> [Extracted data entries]
====================

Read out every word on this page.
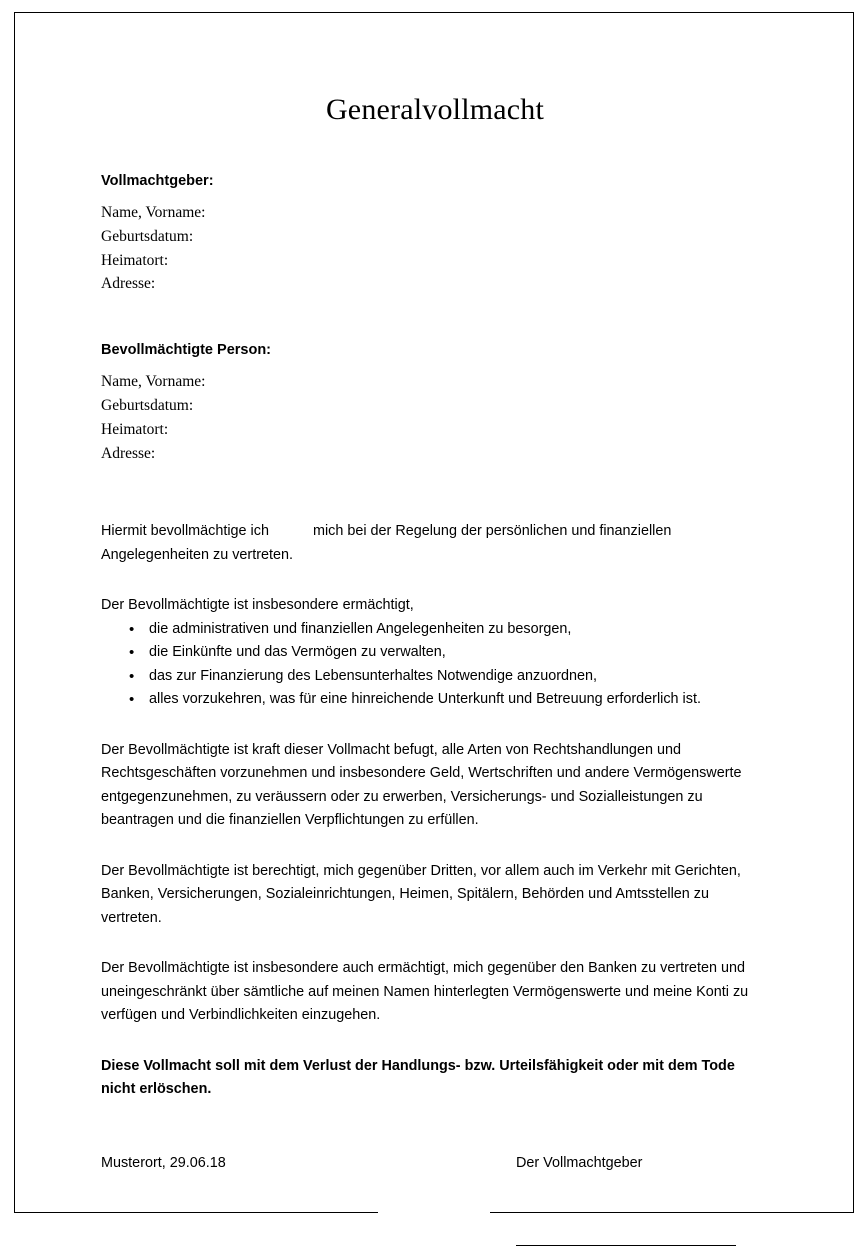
Generalvollmacht

Vollmachtgeber:

Name, Vorname:

Geburtsdatum:

Heimatort:

Adresse:

Bevollmächtigte Person:

Name, Vorname:

Geburtsdatum:

Heimatort:

Adresse:

Hiermit bevollmächtige ich	mich bei der Regelung der persönlichen und finanziellen Angelegenheiten zu vertreten.

Der Bevollmächtigte ist insbesondere ermächtigt,

• die administrativen und finanziellen Angelegenheiten zu besorgen,
• die Einkünfte und das Vermögen zu verwalten,
• das zur Finanzierung des Lebensunterhaltes Notwendige anzuordnen,
• alles vorzukehren, was für eine hinreichende Unterkunft und Betreuung erforderlich ist.

Der Bevollmächtigte ist kraft dieser Vollmacht befugt, alle Arten von Rechtshandlungen und Rechtsgeschäften vorzunehmen und insbesondere Geld, Wertschriften und andere Vermögenswerte entgegenzunehmen, zu veräussern oder zu erwerben, Versicherungs- und Sozialleistungen zu beantragen und die finanziellen Verpflichtungen zu erfüllen.

Der Bevollmächtigte ist berechtigt, mich gegenüber Dritten, vor allem auch im Verkehr mit Gerichten, Banken, Versicherungen, Sozialeinrichtungen, Heimen, Spitälern, Behörden und Amtsstellen zu vertreten.

Der Bevollmächtigte ist insbesondere auch ermächtigt, mich gegenüber den Banken zu vertreten und uneingeschränkt über sämtliche auf meinen Namen hinterlegten Vermögenswerte und meine Konti zu verfügen und Verbindlichkeiten einzugehen.

Diese Vollmacht soll mit dem Verlust der Handlungs- bzw. Urteilsfähigkeit oder mit dem Tode nicht erlöschen.

Musterort, 29.06.18	Der Vollmachtgeber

====================

> [What needs to be done] Go through the listing above and quote it exactly, apart from its images.

> [Full output]
Read out every word on this page.
Generalvollmacht

Vollmachtgeber:

Name, Vorname:

Geburtsdatum:

Heimatort:

Adresse:

Bevollmächtigte Person:

Name, Vorname:

Geburtsdatum:

Heimatort:

Adresse:

Hiermit bevollmächtige ich	mich bei der Regelung der persönlichen und finanziellen Angelegenheiten zu vertreten.

Der Bevollmächtigte ist insbesondere ermächtigt,

• die administrativen und finanziellen Angelegenheiten zu besorgen,
• die Einkünfte und das Vermögen zu verwalten,
• das zur Finanzierung des Lebensunterhaltes Notwendige anzuordnen,
• alles vorzukehren, was für eine hinreichende Unterkunft und Betreuung erforderlich ist.

Der Bevollmächtigte ist kraft dieser Vollmacht befugt, alle Arten von Rechtshandlungen und Rechtsgeschäften vorzunehmen und insbesondere Geld, Wertschriften und andere Vermögenswerte entgegenzunehmen, zu veräussern oder zu erwerben, Versicherungs- und Sozialleistungen zu beantragen und die finanziellen Verpflichtungen zu erfüllen.

Der Bevollmächtigte ist berechtigt, mich gegenüber Dritten, vor allem auch im Verkehr mit Gerichten, Banken, Versicherungen, Sozialeinrichtungen, Heimen, Spitälern, Behörden und Amtsstellen zu vertreten.

Der Bevollmächtigte ist insbesondere auch ermächtigt, mich gegenüber den Banken zu vertreten und uneingeschränkt über sämtliche auf meinen Namen hinterlegten Vermögenswerte und meine Konti zu verfügen und Verbindlichkeiten einzugehen.

Diese Vollmacht soll mit dem Verlust der Handlungs- bzw. Urteilsfähigkeit oder mit dem Tode nicht erlöschen.

Musterort, 29.06.18	Der Vollmachtgeber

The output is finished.